THE EXERCISE >> Print verbatim the lines of the entries from the one containing "Serialize everything readable" to the last, inclusive, and no others.

(Records from a data source)
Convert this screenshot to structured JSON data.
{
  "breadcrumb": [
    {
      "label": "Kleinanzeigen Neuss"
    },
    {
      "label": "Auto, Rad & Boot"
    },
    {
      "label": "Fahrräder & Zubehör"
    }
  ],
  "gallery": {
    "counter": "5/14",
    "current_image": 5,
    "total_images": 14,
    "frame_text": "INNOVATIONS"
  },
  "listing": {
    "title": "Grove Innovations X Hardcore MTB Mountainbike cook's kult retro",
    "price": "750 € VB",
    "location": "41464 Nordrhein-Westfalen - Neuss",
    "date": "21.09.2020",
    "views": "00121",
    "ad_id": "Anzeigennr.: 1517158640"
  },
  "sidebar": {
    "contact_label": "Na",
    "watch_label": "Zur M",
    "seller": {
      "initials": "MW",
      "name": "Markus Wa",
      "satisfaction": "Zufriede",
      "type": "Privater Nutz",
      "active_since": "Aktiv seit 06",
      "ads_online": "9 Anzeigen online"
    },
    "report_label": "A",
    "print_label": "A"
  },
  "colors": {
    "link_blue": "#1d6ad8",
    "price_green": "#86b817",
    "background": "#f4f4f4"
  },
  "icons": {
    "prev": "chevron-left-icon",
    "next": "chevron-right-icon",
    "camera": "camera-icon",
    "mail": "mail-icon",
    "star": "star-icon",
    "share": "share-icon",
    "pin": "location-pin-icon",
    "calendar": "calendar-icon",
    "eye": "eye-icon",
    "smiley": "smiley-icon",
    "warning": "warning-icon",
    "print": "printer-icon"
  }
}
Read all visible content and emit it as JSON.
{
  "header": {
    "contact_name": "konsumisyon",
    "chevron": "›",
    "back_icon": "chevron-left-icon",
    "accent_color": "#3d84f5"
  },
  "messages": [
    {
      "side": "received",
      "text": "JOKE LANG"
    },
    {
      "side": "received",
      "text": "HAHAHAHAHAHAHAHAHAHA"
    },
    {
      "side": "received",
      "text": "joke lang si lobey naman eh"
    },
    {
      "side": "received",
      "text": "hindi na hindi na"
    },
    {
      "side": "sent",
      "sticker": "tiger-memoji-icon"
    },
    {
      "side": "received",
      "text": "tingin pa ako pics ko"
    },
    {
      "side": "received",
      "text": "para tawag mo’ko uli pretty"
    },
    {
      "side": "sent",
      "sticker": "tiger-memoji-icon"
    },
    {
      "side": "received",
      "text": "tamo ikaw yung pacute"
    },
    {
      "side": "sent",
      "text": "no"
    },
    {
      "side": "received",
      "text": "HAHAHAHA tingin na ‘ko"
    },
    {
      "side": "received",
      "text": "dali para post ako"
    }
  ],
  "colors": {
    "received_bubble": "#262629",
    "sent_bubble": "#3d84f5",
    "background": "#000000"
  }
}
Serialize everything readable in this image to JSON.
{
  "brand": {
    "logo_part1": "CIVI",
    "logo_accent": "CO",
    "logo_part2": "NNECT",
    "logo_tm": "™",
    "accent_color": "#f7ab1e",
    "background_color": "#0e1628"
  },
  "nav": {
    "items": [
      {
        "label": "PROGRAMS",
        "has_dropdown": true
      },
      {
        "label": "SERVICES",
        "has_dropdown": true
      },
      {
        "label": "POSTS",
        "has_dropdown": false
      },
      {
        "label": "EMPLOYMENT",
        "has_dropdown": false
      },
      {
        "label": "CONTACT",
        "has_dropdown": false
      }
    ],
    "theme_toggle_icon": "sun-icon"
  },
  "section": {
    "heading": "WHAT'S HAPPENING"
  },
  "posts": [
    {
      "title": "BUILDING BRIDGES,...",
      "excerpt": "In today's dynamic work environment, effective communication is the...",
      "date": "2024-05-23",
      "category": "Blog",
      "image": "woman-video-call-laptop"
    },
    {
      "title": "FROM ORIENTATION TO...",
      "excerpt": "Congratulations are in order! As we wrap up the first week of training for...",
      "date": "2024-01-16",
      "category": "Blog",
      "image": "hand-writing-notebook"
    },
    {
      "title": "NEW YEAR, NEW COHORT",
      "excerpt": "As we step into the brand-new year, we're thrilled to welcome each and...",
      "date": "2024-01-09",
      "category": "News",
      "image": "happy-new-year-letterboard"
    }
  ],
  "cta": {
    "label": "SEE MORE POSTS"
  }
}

RESULT OF THE TASK >>
Serialize everything readable in this image to JSON.
{
  "brand": {
    "logo_part1": "CIVI",
    "logo_accent": "CO",
    "logo_part2": "NNECT",
    "logo_tm": "™",
    "accent_color": "#f7ab1e",
    "background_color": "#0e1628"
  },
  "nav": {
    "items": [
      {
        "label": "PROGRAMS",
        "has_dropdown": true
      },
      {
        "label": "SERVICES",
        "has_dropdown": true
      },
      {
        "label": "POSTS",
        "has_dropdown": false
      },
      {
        "label": "EMPLOYMENT",
        "has_dropdown": false
      },
      {
        "label": "CONTACT",
        "has_dropdown": false
      }
    ],
    "theme_toggle_icon": "sun-icon"
  },
  "section": {
    "heading": "WHAT'S HAPPENING"
  },
  "posts": [
    {
      "title": "BUILDING BRIDGES,...",
      "excerpt": "In today's dynamic work environment, effective communication is the...",
      "date": "2024-05-23",
      "category": "Blog",
      "image": "woman-video-call-laptop"
    },
    {
      "title": "FROM ORIENTATION TO...",
      "excerpt": "Congratulations are in order! As we wrap up the first week of training for...",
      "date": "2024-01-16",
      "category": "Blog",
      "image": "hand-writing-notebook"
    },
    {
      "title": "NEW YEAR, NEW COHORT",
      "excerpt": "As we step into the brand-new year, we're thrilled to welcome each and...",
      "date": "2024-01-09",
      "category": "News",
      "image": "happy-new-year-letterboard"
    }
  ],
  "cta": {
    "label": "SEE MORE POSTS"
  }
}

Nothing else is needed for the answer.